## begin

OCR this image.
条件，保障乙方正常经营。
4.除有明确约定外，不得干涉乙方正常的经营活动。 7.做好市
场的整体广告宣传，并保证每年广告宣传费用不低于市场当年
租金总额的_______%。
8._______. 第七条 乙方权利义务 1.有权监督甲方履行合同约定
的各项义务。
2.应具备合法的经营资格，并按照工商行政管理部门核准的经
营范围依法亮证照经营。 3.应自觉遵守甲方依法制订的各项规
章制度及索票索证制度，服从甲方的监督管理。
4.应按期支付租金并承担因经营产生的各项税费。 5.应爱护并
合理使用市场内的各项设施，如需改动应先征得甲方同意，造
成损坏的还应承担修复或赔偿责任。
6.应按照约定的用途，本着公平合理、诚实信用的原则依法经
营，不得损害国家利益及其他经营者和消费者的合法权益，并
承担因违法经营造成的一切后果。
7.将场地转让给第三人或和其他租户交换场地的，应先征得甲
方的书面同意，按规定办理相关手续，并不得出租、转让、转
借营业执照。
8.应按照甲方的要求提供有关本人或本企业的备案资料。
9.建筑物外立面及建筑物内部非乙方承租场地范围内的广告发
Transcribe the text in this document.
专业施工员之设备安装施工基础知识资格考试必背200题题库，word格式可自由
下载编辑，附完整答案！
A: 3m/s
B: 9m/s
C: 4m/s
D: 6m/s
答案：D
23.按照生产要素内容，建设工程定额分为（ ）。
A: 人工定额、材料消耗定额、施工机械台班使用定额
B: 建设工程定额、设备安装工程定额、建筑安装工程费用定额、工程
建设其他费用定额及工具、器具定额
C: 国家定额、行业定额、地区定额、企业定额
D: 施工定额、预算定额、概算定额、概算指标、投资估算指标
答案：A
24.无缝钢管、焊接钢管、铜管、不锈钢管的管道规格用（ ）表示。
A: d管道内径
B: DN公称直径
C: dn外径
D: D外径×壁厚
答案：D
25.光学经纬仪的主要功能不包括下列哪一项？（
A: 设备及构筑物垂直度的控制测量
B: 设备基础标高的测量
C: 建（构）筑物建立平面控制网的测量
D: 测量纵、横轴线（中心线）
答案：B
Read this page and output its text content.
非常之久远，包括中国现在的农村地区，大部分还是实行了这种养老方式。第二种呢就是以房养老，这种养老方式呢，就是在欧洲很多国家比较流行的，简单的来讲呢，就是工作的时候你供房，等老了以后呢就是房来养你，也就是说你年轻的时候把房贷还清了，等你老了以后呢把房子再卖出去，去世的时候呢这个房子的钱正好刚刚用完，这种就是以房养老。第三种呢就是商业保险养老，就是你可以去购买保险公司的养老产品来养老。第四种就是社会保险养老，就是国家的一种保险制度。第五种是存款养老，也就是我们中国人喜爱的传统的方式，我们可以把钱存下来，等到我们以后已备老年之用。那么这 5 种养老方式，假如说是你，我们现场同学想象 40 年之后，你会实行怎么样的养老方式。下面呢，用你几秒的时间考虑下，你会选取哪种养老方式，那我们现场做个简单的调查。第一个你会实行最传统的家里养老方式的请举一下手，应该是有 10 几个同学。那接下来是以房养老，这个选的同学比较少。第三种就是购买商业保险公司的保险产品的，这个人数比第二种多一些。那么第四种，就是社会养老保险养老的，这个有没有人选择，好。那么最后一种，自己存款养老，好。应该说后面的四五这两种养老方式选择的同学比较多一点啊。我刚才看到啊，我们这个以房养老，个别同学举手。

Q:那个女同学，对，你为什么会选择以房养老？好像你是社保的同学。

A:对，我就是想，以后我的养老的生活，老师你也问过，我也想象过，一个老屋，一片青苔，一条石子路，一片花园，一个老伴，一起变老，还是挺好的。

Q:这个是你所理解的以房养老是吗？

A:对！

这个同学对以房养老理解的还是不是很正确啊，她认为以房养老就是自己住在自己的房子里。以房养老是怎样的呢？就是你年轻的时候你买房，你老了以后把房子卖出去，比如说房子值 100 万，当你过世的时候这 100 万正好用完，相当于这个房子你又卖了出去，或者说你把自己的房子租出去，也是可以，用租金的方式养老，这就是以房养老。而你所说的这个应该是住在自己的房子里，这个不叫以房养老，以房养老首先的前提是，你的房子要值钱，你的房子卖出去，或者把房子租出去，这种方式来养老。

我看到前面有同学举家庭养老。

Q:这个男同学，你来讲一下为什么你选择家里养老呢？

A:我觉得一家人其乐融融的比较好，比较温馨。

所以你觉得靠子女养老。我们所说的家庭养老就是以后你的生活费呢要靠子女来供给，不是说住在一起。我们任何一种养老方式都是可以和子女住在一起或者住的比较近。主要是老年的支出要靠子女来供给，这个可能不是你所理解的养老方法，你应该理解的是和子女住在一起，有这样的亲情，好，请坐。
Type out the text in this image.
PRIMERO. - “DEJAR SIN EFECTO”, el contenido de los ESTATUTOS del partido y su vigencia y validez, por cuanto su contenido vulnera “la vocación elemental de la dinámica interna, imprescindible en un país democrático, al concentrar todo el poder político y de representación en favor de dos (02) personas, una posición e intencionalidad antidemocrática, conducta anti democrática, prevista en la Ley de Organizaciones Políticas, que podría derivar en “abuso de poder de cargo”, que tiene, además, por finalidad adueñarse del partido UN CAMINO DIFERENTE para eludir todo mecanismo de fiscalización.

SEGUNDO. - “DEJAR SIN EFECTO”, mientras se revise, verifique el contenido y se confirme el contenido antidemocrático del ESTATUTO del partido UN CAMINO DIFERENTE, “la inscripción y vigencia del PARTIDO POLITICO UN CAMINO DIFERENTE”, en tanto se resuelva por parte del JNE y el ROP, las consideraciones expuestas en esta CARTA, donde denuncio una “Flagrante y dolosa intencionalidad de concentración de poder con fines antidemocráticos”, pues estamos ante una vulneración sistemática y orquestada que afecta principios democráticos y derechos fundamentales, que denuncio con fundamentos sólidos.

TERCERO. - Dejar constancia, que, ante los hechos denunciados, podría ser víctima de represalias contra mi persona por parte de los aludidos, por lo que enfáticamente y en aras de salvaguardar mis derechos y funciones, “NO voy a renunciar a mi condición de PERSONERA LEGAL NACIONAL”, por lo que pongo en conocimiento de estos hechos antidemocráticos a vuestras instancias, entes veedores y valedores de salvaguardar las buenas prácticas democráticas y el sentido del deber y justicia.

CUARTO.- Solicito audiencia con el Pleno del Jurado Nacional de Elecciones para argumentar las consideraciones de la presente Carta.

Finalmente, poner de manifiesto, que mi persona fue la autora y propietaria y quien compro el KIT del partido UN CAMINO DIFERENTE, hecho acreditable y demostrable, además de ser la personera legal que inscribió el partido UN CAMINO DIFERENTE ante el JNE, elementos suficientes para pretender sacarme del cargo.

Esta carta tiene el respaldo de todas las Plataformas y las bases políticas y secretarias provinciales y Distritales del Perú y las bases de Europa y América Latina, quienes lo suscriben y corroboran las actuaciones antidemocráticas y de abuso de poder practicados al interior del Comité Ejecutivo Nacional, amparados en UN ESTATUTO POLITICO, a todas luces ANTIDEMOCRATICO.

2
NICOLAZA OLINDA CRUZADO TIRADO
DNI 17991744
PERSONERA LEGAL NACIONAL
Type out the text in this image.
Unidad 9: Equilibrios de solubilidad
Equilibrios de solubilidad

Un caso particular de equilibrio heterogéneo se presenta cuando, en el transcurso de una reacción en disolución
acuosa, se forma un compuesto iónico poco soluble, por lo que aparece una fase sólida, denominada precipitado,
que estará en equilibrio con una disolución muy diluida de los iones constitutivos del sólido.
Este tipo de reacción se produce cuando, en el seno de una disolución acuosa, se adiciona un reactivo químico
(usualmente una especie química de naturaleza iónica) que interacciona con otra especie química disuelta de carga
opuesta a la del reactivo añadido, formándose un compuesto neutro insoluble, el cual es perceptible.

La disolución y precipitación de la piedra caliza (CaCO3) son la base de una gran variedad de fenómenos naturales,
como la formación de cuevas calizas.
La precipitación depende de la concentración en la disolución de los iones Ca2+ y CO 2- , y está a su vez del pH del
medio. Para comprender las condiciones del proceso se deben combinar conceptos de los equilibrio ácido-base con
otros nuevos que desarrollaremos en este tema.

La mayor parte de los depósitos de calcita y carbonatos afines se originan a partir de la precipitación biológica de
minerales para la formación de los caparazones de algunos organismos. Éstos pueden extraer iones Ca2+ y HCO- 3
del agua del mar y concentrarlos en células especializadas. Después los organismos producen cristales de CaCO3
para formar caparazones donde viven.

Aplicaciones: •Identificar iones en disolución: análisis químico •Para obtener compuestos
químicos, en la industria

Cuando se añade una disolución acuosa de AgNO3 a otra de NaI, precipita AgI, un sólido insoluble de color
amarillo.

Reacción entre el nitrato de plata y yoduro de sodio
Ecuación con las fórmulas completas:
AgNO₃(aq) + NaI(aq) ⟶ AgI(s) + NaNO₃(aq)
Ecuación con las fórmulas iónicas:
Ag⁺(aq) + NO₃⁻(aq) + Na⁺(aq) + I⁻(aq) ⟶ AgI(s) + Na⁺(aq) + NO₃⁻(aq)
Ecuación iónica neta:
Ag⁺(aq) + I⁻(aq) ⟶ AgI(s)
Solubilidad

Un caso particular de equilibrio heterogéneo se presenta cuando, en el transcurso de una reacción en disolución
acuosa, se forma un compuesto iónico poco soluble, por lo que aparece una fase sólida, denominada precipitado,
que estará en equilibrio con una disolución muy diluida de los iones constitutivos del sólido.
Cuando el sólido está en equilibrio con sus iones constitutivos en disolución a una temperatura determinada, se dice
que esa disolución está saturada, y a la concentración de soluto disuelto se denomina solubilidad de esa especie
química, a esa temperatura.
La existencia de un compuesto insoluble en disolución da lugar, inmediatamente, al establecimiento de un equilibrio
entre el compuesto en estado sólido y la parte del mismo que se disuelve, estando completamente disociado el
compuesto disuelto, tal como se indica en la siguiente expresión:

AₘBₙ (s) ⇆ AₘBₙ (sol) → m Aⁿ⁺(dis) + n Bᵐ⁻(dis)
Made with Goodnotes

## end

● **CHALLENGE**:
Sift the material for lines with the string "química". Copy each one found.

● **WRITTEN SOLUTION**:
(usualmente una especie química de naturaleza iónica) que interacciona con otra especie química disuelta de carga
química, a esa temperatura.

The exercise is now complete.